• SHORT TASK
Copy out every one of the items below verbatim, line for line, with nothing changed.

[Items listed in a dataset]
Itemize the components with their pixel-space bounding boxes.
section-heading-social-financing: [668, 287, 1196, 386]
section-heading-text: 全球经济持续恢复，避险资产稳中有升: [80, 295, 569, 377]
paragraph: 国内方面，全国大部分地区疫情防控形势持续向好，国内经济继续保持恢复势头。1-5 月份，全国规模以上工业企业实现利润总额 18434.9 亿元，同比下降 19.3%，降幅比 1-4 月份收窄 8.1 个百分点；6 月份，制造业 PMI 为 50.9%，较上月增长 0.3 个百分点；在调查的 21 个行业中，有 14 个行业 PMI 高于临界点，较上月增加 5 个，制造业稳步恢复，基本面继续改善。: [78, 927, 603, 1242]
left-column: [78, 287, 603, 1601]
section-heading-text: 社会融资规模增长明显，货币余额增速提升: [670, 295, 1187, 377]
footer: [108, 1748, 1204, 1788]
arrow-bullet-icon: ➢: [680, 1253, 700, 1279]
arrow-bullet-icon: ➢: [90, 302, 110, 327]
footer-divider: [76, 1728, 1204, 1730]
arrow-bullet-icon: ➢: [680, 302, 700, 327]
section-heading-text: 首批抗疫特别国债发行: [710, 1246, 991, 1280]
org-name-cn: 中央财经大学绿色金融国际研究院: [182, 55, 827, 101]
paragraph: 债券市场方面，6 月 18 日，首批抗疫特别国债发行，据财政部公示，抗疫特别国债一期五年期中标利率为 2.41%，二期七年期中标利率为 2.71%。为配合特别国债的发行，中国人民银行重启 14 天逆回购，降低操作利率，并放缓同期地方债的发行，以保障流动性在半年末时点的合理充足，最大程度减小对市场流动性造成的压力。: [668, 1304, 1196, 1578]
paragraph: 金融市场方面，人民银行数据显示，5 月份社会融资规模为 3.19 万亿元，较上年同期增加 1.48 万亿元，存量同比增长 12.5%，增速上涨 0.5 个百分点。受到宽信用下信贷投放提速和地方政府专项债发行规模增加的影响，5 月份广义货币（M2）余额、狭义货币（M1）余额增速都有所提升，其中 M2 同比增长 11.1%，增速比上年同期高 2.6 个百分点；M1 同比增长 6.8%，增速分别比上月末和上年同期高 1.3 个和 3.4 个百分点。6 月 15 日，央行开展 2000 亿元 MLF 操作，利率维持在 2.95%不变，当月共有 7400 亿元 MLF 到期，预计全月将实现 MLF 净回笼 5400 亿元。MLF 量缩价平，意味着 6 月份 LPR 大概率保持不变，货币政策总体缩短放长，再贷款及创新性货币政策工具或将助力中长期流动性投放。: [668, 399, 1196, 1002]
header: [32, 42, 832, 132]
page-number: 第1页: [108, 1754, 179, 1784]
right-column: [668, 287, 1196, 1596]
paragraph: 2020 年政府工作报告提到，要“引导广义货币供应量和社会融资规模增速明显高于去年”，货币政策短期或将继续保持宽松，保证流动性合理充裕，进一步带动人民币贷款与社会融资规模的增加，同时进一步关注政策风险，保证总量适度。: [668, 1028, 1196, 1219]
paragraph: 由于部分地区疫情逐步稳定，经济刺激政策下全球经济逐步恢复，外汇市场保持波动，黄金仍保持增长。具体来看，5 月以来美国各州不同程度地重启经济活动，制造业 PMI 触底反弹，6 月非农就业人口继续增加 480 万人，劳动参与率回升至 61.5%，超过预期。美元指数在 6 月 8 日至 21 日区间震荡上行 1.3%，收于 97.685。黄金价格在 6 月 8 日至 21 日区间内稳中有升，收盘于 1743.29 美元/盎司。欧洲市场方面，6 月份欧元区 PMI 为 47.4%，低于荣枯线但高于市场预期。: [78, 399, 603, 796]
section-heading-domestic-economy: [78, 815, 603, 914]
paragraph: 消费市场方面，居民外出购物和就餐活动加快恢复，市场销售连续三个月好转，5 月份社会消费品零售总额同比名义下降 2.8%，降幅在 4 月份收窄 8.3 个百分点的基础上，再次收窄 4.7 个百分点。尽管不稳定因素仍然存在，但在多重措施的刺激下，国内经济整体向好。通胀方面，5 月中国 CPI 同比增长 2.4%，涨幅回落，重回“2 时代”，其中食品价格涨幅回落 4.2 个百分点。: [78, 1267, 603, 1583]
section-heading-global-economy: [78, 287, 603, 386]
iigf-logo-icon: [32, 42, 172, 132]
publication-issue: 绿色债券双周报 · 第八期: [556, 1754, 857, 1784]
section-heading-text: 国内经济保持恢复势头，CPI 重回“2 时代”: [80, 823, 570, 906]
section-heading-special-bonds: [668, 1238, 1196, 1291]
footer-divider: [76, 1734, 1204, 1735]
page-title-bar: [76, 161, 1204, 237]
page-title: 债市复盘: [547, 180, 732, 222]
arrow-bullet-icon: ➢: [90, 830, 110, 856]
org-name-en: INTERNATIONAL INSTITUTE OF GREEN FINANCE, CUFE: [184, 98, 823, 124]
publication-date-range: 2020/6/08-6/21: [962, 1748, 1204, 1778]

• OUTPUT OF THE EXERCISE
Itemize the components with their pixel-space bounding boxes.
section-heading-social-financing: [668, 287, 1196, 386]
section-heading-text: 全球经济持续恢复，避险资产稳中有升: [80, 295, 569, 377]
paragraph: 国内方面，全国大部分地区疫情防控形势持续向好，国内经济继续保持恢复势头。1-5 月份，全国规模以上工业企业实现利润总额 18434.9 亿元，同比下降 19.3%，降幅比 1-4 月份收窄 8.1 个百分点；6 月份，制造业 PMI 为 50.9%，较上月增长 0.3 个百分点；在调查的 21 个行业中，有 14 个行业 PMI 高于临界点，较上月增加 5 个，制造业稳步恢复，基本面继续改善。: [78, 927, 603, 1242]
left-column: [78, 287, 603, 1601]
section-heading-text: 社会融资规模增长明显，货币余额增速提升: [670, 295, 1187, 377]
footer: [108, 1748, 1204, 1788]
arrow-bullet-icon: ➢: [680, 1253, 700, 1279]
arrow-bullet-icon: ➢: [90, 302, 110, 327]
footer-divider: [76, 1728, 1204, 1730]
arrow-bullet-icon: ➢: [680, 302, 700, 327]
section-heading-text: 首批抗疫特别国债发行: [710, 1246, 991, 1280]
org-name-cn: 中央财经大学绿色金融国际研究院: [182, 55, 827, 101]
paragraph: 债券市场方面，6 月 18 日，首批抗疫特别国债发行，据财政部公示，抗疫特别国债一期五年期中标利率为 2.41%，二期七年期中标利率为 2.71%。为配合特别国债的发行，中国人民银行重启 14 天逆回购，降低操作利率，并放缓同期地方债的发行，以保障流动性在半年末时点的合理充足，最大程度减小对市场流动性造成的压力。: [668, 1304, 1196, 1578]
paragraph: 金融市场方面，人民银行数据显示，5 月份社会融资规模为 3.19 万亿元，较上年同期增加 1.48 万亿元，存量同比增长 12.5%，增速上涨 0.5 个百分点。受到宽信用下信贷投放提速和地方政府专项债发行规模增加的影响，5 月份广义货币（M2）余额、狭义货币（M1）余额增速都有所提升，其中 M2 同比增长 11.1%，增速比上年同期高 2.6 个百分点；M1 同比增长 6.8%，增速分别比上月末和上年同期高 1.3 个和 3.4 个百分点。6 月 15 日，央行开展 2000 亿元 MLF 操作，利率维持在 2.95%不变，当月共有 7400 亿元 MLF 到期，预计全月将实现 MLF 净回笼 5400 亿元。MLF 量缩价平，意味着 6 月份 LPR 大概率保持不变，货币政策总体缩短放长，再贷款及创新性货币政策工具或将助力中长期流动性投放。: [668, 399, 1196, 1002]
header: [32, 42, 832, 132]
page-number: 第1页: [108, 1754, 179, 1784]
right-column: [668, 287, 1196, 1596]
paragraph: 2020 年政府工作报告提到，要“引导广义货币供应量和社会融资规模增速明显高于去年”，货币政策短期或将继续保持宽松，保证流动性合理充裕，进一步带动人民币贷款与社会融资规模的增加，同时进一步关注政策风险，保证总量适度。: [668, 1028, 1196, 1219]
paragraph: 由于部分地区疫情逐步稳定，经济刺激政策下全球经济逐步恢复，外汇市场保持波动，黄金仍保持增长。具体来看，5 月以来美国各州不同程度地重启经济活动，制造业 PMI 触底反弹，6 月非农就业人口继续增加 480 万人，劳动参与率回升至 61.5%，超过预期。美元指数在 6 月 8 日至 21 日区间震荡上行 1.3%，收于 97.685。黄金价格在 6 月 8 日至 21 日区间内稳中有升，收盘于 1743.29 美元/盎司。欧洲市场方面，6 月份欧元区 PMI 为 47.4%，低于荣枯线但高于市场预期。: [78, 399, 603, 796]
section-heading-domestic-economy: [78, 815, 603, 914]
paragraph: 消费市场方面，居民外出购物和就餐活动加快恢复，市场销售连续三个月好转，5 月份社会消费品零售总额同比名义下降 2.8%，降幅在 4 月份收窄 8.3 个百分点的基础上，再次收窄 4.7 个百分点。尽管不稳定因素仍然存在，但在多重措施的刺激下，国内经济整体向好。通胀方面，5 月中国 CPI 同比增长 2.4%，涨幅回落，重回“2 时代”，其中食品价格涨幅回落 4.2 个百分点。: [78, 1267, 603, 1583]
section-heading-global-economy: [78, 287, 603, 386]
iigf-logo-icon: [32, 42, 172, 132]
publication-issue: 绿色债券双周报 · 第八期: [556, 1754, 857, 1784]
section-heading-text: 国内经济保持恢复势头，CPI 重回“2 时代”: [80, 823, 570, 906]
section-heading-special-bonds: [668, 1238, 1196, 1291]
footer-divider: [76, 1734, 1204, 1735]
page-title-bar: [76, 161, 1204, 237]
page-title: 债市复盘: [547, 180, 732, 222]
arrow-bullet-icon: ➢: [90, 830, 110, 856]
org-name-en: INTERNATIONAL INSTITUTE OF GREEN FINANCE, CUFE: [184, 98, 823, 124]
publication-date-range: 2020/6/08-6/21: [962, 1748, 1204, 1778]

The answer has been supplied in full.